- [Records contained in a dataset]
::::

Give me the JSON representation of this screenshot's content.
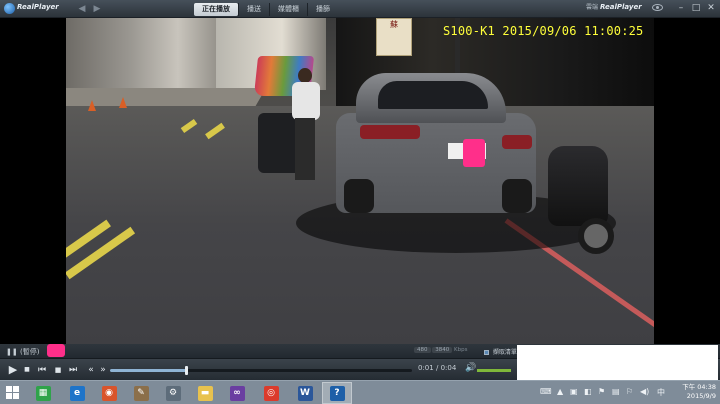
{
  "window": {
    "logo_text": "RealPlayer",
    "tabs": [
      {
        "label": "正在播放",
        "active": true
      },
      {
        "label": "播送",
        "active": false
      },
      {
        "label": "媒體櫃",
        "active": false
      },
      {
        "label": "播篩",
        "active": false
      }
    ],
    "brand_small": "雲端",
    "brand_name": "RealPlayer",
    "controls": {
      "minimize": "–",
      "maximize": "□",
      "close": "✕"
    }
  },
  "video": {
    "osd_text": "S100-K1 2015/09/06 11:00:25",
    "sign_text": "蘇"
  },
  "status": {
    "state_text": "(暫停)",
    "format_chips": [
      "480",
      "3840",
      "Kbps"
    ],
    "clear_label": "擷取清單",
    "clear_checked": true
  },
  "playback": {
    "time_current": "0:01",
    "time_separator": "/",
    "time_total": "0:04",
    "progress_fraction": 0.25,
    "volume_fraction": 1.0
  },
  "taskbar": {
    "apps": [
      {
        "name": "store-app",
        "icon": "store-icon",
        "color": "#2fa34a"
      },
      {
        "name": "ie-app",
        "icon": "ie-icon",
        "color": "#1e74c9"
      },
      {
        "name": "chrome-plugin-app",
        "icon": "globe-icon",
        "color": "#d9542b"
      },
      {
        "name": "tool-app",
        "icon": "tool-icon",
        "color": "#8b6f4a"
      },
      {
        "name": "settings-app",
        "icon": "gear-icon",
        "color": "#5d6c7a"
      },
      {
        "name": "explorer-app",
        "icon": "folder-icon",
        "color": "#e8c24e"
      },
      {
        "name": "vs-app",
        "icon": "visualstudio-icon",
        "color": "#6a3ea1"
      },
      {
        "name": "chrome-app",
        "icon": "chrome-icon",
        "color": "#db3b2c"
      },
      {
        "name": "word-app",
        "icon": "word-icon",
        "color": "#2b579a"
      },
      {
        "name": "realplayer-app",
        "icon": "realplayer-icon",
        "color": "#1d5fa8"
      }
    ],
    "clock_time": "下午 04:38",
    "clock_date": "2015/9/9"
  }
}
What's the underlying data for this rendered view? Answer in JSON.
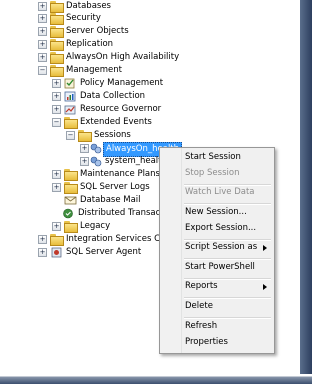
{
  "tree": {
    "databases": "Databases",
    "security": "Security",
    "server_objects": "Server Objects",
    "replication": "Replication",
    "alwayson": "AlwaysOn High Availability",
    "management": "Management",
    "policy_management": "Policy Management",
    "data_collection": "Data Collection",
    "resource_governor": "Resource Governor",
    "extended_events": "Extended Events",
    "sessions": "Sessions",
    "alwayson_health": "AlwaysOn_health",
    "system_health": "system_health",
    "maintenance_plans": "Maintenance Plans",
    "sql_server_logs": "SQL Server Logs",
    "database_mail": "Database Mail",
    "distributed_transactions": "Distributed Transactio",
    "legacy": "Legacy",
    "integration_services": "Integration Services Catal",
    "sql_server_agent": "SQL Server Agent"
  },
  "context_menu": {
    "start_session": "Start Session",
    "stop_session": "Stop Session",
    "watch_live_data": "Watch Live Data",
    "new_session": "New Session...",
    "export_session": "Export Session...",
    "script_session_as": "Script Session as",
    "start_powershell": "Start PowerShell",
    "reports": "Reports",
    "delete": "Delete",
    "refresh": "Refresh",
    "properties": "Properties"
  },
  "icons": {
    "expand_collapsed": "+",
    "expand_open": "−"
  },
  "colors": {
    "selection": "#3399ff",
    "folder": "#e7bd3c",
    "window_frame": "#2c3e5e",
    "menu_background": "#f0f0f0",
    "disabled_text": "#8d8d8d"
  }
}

::::

- [What the task asks]
Print every entry exactly as written, without the pictures.

- [Result of the task]
Give me the JSON representation of this screenshot's content.
{
  "window": {
    "logo_text": "RealPlayer",
    "tabs": [
      {
        "label": "正在播放",
        "active": true
      },
      {
        "label": "播送",
        "active": false
      },
      {
        "label": "媒體櫃",
        "active": false
      },
      {
        "label": "播篩",
        "active": false
      }
    ],
    "brand_small": "雲端",
    "brand_name": "RealPlayer",
    "controls": {
      "minimize": "–",
      "maximize": "□",
      "close": "✕"
    }
  },
  "video": {
    "osd_text": "S100-K1 2015/09/06 11:00:25",
    "sign_text": "蘇"
  },
  "status": {
    "state_text": "(暫停)",
    "format_chips": [
      "480",
      "3840",
      "Kbps"
    ],
    "clear_label": "擷取清單",
    "clear_checked": true
  },
  "playback": {
    "time_current": "0:01",
    "time_separator": "/",
    "time_total": "0:04",
    "progress_fraction": 0.25,
    "volume_fraction": 1.0
  },
  "taskbar": {
    "apps": [
      {
        "name": "store-app",
        "icon": "store-icon",
        "color": "#2fa34a"
      },
      {
        "name": "ie-app",
        "icon": "ie-icon",
        "color": "#1e74c9"
      },
      {
        "name": "chrome-plugin-app",
        "icon": "globe-icon",
        "color": "#d9542b"
      },
      {
        "name": "tool-app",
        "icon": "tool-icon",
        "color": "#8b6f4a"
      },
      {
        "name": "settings-app",
        "icon": "gear-icon",
        "color": "#5d6c7a"
      },
      {
        "name": "explorer-app",
        "icon": "folder-icon",
        "color": "#e8c24e"
      },
      {
        "name": "vs-app",
        "icon": "visualstudio-icon",
        "color": "#6a3ea1"
      },
      {
        "name": "chrome-app",
        "icon": "chrome-icon",
        "color": "#db3b2c"
      },
      {
        "name": "word-app",
        "icon": "word-icon",
        "color": "#2b579a"
      },
      {
        "name": "realplayer-app",
        "icon": "realplayer-icon",
        "color": "#1d5fa8"
      }
    ],
    "clock_time": "下午 04:38",
    "clock_date": "2015/9/9"
  }
}
What's the underlying data for this rendered view? Answer in JSON.
{
  "tree": {
    "databases": "Databases",
    "security": "Security",
    "server_objects": "Server Objects",
    "replication": "Replication",
    "alwayson": "AlwaysOn High Availability",
    "management": "Management",
    "policy_management": "Policy Management",
    "data_collection": "Data Collection",
    "resource_governor": "Resource Governor",
    "extended_events": "Extended Events",
    "sessions": "Sessions",
    "alwayson_health": "AlwaysOn_health",
    "system_health": "system_health",
    "maintenance_plans": "Maintenance Plans",
    "sql_server_logs": "SQL Server Logs",
    "database_mail": "Database Mail",
    "distributed_transactions": "Distributed Transactio",
    "legacy": "Legacy",
    "integration_services": "Integration Services Catal",
    "sql_server_agent": "SQL Server Agent"
  },
  "context_menu": {
    "start_session": "Start Session",
    "stop_session": "Stop Session",
    "watch_live_data": "Watch Live Data",
    "new_session": "New Session...",
    "export_session": "Export Session...",
    "script_session_as": "Script Session as",
    "start_powershell": "Start PowerShell",
    "reports": "Reports",
    "delete": "Delete",
    "refresh": "Refresh",
    "properties": "Properties"
  },
  "icons": {
    "expand_collapsed": "+",
    "expand_open": "−"
  },
  "colors": {
    "selection": "#3399ff",
    "folder": "#e7bd3c",
    "window_frame": "#2c3e5e",
    "menu_background": "#f0f0f0",
    "disabled_text": "#8d8d8d"
  }
}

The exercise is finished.